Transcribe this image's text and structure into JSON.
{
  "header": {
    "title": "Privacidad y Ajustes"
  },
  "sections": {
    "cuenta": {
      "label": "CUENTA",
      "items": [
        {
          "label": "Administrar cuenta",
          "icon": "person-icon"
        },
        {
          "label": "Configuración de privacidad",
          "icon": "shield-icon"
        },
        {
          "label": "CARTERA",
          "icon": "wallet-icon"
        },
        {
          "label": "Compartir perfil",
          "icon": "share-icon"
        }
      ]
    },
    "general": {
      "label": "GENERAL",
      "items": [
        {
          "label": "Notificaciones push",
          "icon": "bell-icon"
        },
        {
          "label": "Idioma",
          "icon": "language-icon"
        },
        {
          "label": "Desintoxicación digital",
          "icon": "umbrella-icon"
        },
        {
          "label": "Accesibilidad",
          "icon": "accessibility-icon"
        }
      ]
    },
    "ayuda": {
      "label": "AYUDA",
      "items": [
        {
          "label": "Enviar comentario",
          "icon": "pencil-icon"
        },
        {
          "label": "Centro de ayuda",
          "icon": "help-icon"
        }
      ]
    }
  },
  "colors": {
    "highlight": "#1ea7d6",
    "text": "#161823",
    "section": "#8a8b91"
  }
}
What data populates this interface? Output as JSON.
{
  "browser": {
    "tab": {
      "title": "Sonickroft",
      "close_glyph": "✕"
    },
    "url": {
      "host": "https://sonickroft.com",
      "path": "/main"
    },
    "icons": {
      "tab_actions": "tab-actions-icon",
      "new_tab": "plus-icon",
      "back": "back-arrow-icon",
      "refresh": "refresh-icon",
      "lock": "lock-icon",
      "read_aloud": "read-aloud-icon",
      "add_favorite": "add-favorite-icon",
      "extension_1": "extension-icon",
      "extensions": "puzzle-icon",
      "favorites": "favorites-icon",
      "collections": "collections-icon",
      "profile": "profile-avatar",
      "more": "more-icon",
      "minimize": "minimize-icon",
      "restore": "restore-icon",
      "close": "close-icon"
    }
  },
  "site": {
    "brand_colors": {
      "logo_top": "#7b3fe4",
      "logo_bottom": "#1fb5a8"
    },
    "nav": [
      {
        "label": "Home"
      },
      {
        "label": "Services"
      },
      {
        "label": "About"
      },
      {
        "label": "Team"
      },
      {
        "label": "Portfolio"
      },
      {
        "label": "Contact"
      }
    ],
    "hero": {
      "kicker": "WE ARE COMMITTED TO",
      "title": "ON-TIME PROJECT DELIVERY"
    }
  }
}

TASK GOAL:
Using the material above, work out how many lines contain the string "JSON". Give that number alone.

REPLY TO THE EXERCISE:
2